Task details: Rewrite the data from its first line through the line containing "11, 662, 39]", substituting "contrast-sample" for every "contrast-swatch" and changing nothing else.

Data rows:
——————————

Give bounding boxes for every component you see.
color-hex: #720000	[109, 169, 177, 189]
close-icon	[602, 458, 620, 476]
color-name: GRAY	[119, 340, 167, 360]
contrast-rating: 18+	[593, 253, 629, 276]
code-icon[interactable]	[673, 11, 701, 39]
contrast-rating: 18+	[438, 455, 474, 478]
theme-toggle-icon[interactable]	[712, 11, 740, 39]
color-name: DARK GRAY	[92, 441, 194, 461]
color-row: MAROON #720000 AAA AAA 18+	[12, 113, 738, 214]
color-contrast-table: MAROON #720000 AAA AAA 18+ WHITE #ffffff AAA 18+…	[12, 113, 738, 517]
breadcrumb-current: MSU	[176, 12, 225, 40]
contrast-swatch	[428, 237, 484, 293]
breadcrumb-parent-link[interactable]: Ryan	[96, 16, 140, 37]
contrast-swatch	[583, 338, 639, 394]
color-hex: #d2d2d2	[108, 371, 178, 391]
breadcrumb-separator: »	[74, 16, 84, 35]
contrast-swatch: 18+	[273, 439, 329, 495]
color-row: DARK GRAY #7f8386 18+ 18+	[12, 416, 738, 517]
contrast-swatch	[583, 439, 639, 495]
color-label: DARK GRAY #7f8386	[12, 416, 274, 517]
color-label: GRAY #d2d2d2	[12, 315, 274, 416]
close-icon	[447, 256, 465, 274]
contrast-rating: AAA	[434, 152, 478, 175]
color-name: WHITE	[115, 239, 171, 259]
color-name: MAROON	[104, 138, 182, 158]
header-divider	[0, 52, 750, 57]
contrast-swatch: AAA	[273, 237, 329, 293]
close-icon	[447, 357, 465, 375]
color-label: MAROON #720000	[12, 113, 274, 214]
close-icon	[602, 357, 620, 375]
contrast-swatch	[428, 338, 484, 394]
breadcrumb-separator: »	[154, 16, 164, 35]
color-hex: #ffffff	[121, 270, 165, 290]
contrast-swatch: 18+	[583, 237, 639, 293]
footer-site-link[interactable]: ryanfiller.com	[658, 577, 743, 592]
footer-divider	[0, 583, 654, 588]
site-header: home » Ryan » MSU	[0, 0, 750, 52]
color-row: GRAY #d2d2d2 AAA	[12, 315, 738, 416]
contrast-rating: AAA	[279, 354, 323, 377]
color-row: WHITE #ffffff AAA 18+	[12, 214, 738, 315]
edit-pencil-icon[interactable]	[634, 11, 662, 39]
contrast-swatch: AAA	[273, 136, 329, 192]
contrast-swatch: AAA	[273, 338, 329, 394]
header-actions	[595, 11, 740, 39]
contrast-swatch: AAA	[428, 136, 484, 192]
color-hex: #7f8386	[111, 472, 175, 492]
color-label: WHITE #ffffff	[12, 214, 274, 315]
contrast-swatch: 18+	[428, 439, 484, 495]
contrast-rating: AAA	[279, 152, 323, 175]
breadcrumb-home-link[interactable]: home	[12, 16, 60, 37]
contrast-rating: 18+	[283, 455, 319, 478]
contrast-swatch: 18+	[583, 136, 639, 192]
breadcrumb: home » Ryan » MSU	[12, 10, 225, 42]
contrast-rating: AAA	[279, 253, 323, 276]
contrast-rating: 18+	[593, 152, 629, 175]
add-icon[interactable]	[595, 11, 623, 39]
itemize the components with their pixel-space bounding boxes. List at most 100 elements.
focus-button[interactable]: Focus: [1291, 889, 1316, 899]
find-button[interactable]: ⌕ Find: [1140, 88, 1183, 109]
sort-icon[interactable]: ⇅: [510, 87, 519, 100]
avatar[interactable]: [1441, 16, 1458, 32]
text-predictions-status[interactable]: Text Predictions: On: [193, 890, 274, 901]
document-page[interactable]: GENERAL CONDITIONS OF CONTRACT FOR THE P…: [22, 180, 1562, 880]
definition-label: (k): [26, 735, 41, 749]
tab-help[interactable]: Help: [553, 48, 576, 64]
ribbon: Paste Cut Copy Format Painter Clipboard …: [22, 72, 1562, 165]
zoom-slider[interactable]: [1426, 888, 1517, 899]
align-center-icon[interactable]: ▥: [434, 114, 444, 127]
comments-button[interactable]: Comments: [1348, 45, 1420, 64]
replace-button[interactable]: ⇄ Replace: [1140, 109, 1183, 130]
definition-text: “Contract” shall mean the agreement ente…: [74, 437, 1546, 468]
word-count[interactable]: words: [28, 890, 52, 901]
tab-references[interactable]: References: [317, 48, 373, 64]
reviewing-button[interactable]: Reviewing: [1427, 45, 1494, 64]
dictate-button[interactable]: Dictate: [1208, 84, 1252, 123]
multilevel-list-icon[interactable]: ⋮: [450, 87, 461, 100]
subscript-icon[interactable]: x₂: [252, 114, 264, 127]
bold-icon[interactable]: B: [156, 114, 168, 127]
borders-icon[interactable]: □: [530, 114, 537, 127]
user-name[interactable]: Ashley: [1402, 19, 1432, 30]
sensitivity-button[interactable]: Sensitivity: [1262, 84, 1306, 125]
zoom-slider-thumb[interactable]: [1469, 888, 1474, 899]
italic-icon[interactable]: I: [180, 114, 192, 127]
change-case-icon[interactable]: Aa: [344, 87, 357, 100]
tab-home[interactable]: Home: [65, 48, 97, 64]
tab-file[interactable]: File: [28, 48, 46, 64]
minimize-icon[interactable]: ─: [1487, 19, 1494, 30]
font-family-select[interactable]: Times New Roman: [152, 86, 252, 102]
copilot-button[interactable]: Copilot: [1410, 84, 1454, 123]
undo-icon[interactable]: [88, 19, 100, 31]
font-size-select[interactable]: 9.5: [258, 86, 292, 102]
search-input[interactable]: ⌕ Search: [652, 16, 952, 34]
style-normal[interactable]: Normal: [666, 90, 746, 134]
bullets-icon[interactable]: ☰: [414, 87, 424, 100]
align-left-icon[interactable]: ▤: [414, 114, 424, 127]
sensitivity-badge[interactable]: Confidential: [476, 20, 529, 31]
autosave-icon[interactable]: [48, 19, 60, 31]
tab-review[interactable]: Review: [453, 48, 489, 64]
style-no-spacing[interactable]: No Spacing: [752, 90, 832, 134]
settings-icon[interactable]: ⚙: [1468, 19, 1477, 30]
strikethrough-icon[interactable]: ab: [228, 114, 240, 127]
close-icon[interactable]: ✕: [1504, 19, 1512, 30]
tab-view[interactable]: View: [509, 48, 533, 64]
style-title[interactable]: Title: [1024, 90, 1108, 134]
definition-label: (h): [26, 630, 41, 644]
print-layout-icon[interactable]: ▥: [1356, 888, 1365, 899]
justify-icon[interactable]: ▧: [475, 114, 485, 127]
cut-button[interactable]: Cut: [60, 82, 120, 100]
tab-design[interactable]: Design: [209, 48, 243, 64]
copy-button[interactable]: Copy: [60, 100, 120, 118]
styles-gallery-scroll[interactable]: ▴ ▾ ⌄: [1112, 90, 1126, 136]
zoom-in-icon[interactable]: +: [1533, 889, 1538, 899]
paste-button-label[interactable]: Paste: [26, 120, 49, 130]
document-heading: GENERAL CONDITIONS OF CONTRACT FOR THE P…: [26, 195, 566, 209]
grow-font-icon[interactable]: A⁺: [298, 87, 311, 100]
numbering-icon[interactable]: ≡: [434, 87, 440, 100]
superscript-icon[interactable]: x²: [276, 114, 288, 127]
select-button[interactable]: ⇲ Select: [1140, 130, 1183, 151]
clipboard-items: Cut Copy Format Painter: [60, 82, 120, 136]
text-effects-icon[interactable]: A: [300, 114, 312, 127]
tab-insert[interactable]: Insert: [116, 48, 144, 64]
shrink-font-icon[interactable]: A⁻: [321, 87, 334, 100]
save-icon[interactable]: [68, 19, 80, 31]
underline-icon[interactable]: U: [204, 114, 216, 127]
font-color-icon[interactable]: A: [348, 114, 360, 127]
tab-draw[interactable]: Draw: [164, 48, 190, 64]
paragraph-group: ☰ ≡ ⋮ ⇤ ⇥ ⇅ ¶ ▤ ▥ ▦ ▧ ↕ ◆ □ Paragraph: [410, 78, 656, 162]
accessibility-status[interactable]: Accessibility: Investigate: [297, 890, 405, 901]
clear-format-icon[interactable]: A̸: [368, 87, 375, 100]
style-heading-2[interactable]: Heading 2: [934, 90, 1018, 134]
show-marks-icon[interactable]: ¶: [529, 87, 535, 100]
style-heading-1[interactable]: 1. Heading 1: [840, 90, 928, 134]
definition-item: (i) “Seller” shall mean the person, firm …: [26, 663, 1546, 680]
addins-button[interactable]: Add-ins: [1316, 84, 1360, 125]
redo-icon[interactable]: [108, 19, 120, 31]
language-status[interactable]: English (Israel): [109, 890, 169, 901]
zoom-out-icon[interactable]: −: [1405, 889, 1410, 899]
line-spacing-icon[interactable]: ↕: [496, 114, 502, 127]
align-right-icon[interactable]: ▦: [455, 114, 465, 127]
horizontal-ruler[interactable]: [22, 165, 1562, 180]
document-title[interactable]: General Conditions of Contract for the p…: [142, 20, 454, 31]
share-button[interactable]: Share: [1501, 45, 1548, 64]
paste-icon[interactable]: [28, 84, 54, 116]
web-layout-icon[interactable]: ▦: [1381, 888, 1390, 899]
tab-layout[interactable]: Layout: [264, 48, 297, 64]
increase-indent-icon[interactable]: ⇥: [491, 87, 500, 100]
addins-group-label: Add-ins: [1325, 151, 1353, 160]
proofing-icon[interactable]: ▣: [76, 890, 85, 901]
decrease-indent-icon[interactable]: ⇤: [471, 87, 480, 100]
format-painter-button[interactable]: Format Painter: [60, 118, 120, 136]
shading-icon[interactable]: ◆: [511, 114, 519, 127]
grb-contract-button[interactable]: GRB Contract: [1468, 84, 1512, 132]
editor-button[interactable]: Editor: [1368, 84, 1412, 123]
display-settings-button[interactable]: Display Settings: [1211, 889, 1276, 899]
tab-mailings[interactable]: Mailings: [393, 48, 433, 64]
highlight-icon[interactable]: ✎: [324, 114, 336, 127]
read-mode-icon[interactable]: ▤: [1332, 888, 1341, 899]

——————————

Reply:
Give bounding boxes for every component you see.
color-hex: #720000	[109, 169, 177, 189]
close-icon	[602, 458, 620, 476]
color-name: GRAY	[119, 340, 167, 360]
contrast-rating: 18+	[593, 253, 629, 276]
code-icon[interactable]	[673, 11, 701, 39]
contrast-rating: 18+	[438, 455, 474, 478]
theme-toggle-icon[interactable]	[712, 11, 740, 39]
color-name: DARK GRAY	[92, 441, 194, 461]
color-row: MAROON #720000 AAA AAA 18+	[12, 113, 738, 214]
color-contrast-table: MAROON #720000 AAA AAA 18+ WHITE #ffffff AAA 18+…	[12, 113, 738, 517]
breadcrumb-current: MSU	[176, 12, 225, 40]
contrast-sample	[428, 237, 484, 293]
breadcrumb-parent-link[interactable]: Ryan	[96, 16, 140, 37]
contrast-sample	[583, 338, 639, 394]
color-hex: #d2d2d2	[108, 371, 178, 391]
breadcrumb-separator: »	[74, 16, 84, 35]
contrast-sample: 18+	[273, 439, 329, 495]
color-row: DARK GRAY #7f8386 18+ 18+	[12, 416, 738, 517]
contrast-sample	[583, 439, 639, 495]
color-label: DARK GRAY #7f8386	[12, 416, 274, 517]
color-label: GRAY #d2d2d2	[12, 315, 274, 416]
close-icon	[447, 256, 465, 274]
contrast-rating: AAA	[434, 152, 478, 175]
color-name: WHITE	[115, 239, 171, 259]
color-name: MAROON	[104, 138, 182, 158]
header-divider	[0, 52, 750, 57]
contrast-sample: AAA	[273, 237, 329, 293]
close-icon	[447, 357, 465, 375]
color-label: MAROON #720000	[12, 113, 274, 214]
close-icon	[602, 357, 620, 375]
contrast-sample	[428, 338, 484, 394]
breadcrumb-separator: »	[154, 16, 164, 35]
color-hex: #ffffff	[121, 270, 165, 290]
contrast-sample: 18+	[583, 237, 639, 293]
footer-site-link[interactable]: ryanfiller.com	[658, 577, 743, 592]
footer-divider	[0, 583, 654, 588]
site-header: home » Ryan » MSU	[0, 0, 750, 52]
color-row: GRAY #d2d2d2 AAA	[12, 315, 738, 416]
contrast-rating: AAA	[279, 354, 323, 377]
color-row: WHITE #ffffff AAA 18+	[12, 214, 738, 315]
edit-pencil-icon[interactable]	[634, 11, 662, 39]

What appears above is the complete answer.